Copy each line that has the string "this" somewhere in it.

------ SOURCE MATERIAL

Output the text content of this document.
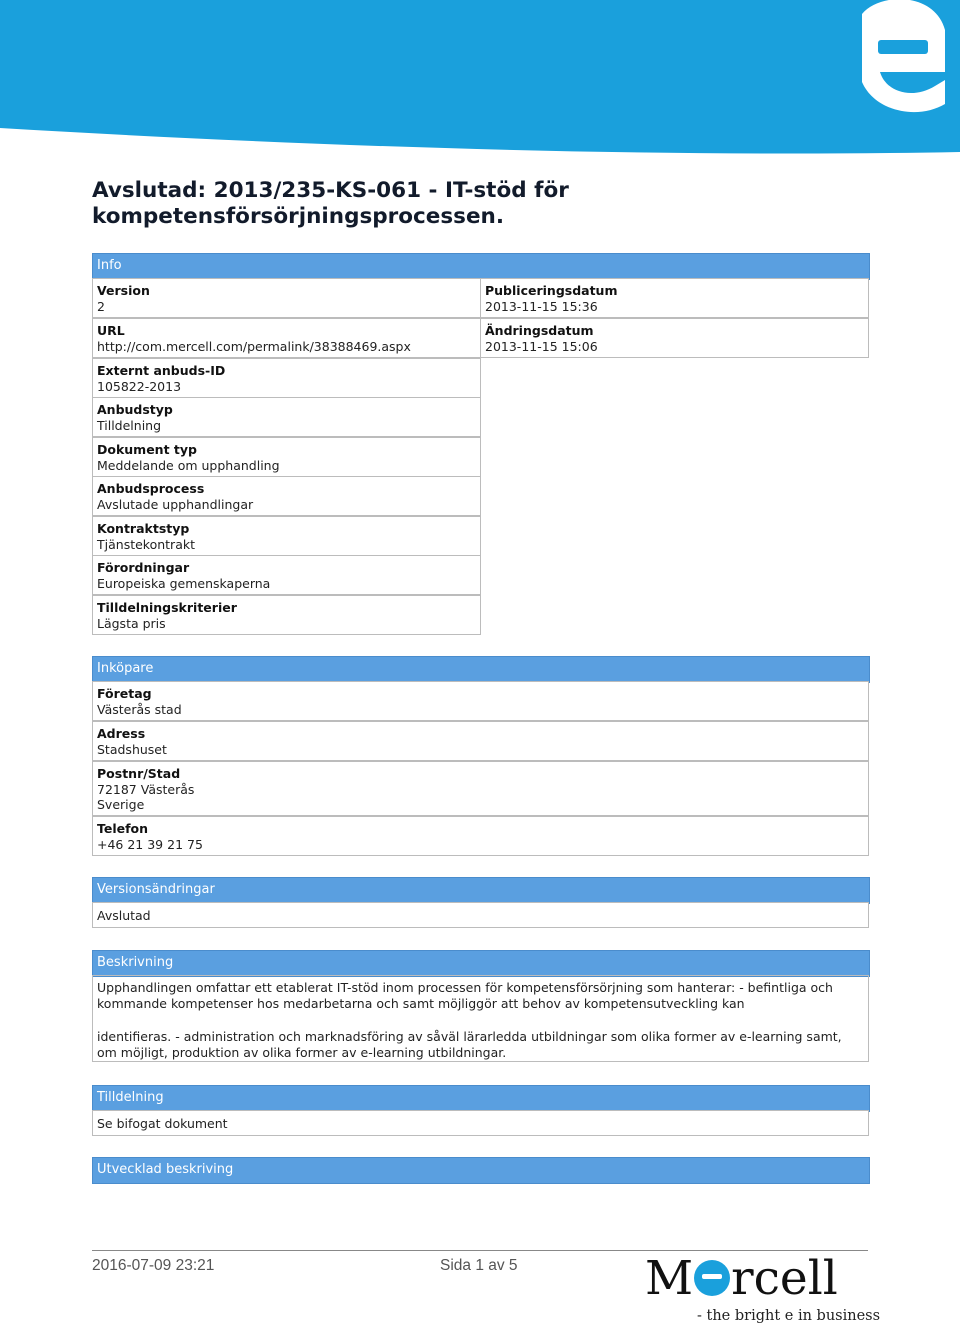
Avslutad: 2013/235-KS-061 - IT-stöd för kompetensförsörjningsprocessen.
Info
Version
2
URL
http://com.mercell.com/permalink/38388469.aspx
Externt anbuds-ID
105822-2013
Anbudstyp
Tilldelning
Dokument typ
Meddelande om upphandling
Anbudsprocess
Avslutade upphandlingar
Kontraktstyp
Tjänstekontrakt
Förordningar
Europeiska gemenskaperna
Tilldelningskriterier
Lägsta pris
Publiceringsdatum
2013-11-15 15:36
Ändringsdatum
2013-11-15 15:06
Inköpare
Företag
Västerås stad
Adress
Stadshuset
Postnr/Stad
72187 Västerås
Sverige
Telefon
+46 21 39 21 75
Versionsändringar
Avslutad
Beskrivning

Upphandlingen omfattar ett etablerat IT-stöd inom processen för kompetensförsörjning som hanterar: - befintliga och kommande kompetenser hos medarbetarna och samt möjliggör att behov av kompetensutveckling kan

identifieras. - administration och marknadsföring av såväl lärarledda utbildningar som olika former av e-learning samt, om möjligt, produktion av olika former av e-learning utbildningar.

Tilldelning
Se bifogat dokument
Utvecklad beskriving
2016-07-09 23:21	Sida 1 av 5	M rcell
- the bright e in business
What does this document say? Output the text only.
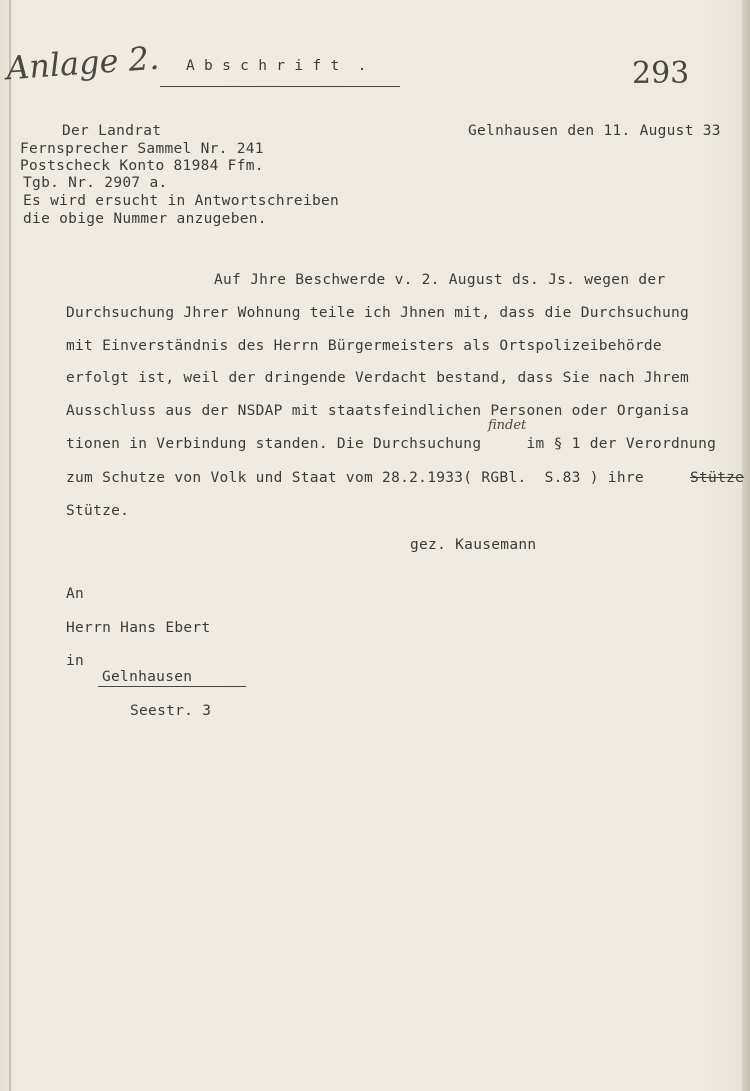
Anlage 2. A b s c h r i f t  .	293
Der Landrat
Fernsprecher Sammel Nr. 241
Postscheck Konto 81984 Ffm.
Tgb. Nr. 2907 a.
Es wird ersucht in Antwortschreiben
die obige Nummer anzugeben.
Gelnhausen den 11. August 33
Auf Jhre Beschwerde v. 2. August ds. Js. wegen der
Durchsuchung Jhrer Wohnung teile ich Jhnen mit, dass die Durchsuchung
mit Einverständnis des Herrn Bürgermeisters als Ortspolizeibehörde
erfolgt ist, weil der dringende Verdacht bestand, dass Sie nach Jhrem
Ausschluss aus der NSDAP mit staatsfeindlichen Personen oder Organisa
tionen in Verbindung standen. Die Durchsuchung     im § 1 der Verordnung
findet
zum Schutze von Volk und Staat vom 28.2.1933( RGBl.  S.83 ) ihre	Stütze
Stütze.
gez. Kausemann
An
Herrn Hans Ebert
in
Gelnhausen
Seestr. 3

------------
------ SOURCE MATERIAL

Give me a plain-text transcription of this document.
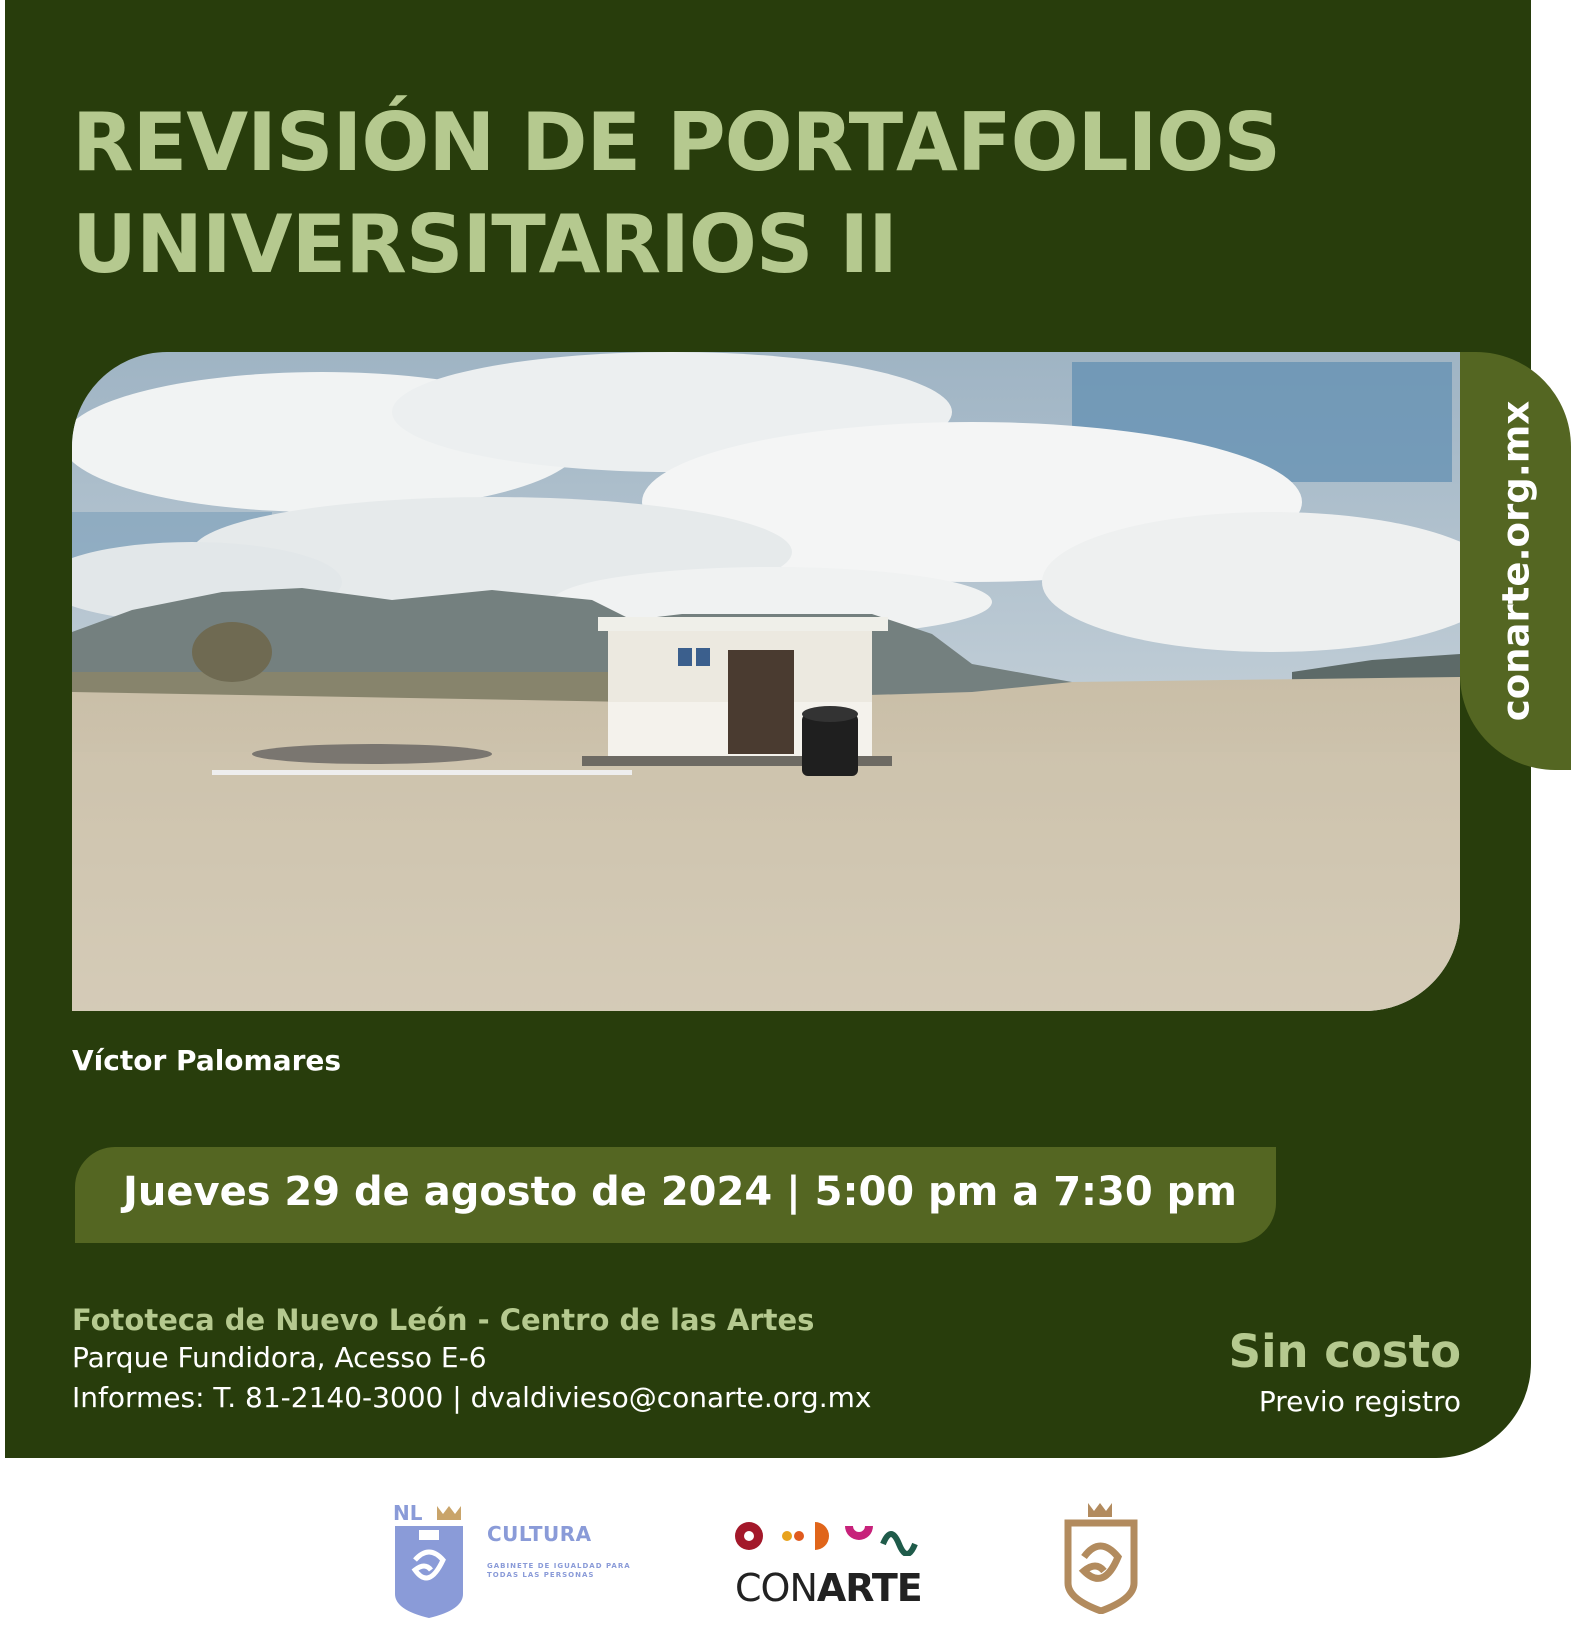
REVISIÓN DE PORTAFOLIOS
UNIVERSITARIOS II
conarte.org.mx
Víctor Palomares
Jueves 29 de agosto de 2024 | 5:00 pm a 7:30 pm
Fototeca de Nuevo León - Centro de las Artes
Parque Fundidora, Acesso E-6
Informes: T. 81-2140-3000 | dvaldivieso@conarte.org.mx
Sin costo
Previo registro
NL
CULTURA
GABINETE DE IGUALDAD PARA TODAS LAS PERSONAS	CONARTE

------------
------ SOURCE MATERIAL

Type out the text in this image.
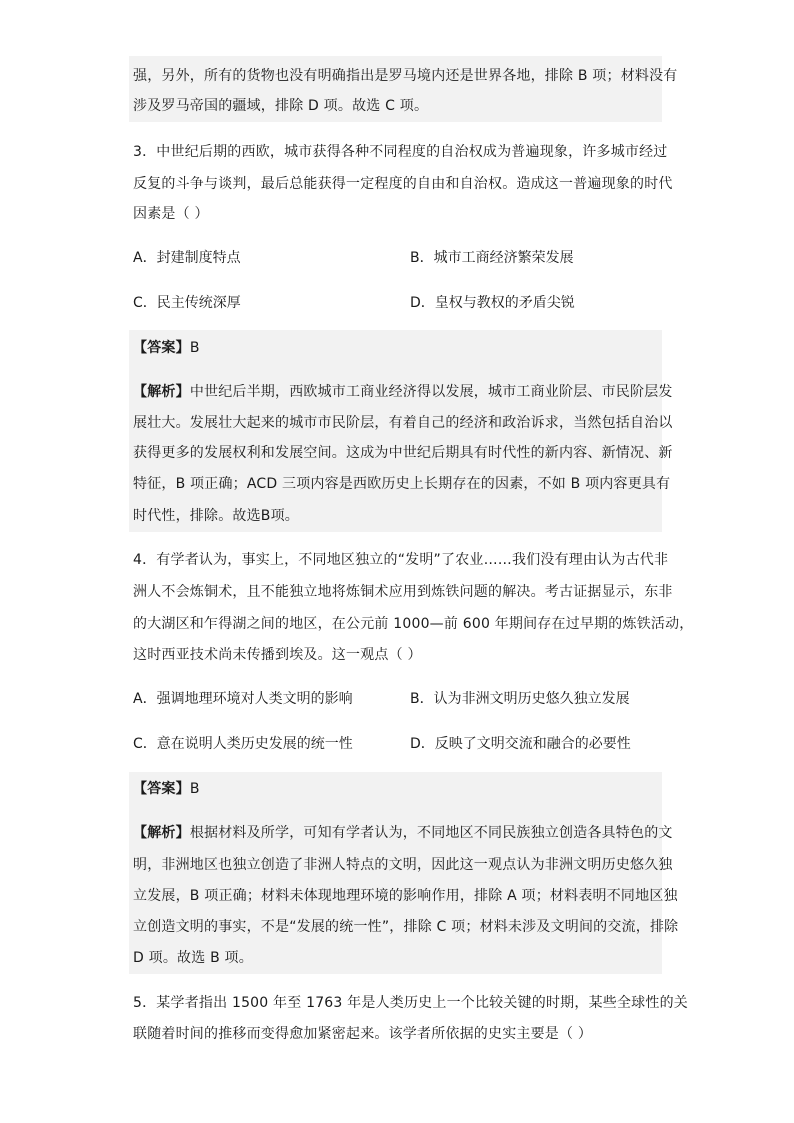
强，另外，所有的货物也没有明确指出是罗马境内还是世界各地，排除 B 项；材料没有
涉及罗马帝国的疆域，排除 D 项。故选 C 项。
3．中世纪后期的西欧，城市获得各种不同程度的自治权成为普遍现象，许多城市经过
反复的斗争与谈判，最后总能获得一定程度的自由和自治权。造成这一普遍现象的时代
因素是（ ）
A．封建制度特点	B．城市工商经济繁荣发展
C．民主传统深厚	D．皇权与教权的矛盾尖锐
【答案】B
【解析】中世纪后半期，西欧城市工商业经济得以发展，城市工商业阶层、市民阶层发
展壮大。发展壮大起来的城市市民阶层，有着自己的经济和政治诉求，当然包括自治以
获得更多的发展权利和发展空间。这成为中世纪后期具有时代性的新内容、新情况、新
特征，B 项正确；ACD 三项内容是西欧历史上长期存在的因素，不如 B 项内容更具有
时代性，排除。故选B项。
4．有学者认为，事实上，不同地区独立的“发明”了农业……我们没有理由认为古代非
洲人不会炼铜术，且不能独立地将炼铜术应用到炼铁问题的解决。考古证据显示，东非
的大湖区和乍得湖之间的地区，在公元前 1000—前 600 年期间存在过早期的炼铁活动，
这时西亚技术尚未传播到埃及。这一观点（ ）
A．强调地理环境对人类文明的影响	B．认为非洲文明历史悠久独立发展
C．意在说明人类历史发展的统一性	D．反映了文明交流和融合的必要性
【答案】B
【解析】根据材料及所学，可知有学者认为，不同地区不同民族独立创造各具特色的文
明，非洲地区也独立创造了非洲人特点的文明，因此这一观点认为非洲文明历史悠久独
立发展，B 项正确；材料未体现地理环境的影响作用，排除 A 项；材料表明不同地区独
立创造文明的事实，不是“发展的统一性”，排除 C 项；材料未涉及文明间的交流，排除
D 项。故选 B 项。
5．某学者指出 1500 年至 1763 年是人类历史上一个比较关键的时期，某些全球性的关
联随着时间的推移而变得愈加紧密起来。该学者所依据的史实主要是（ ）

------------

» OUTPUT:
Output the text content of this document.
What does this document say? Output the text only.
Give me a plain-text transcription of this document.
Type out the text in this image.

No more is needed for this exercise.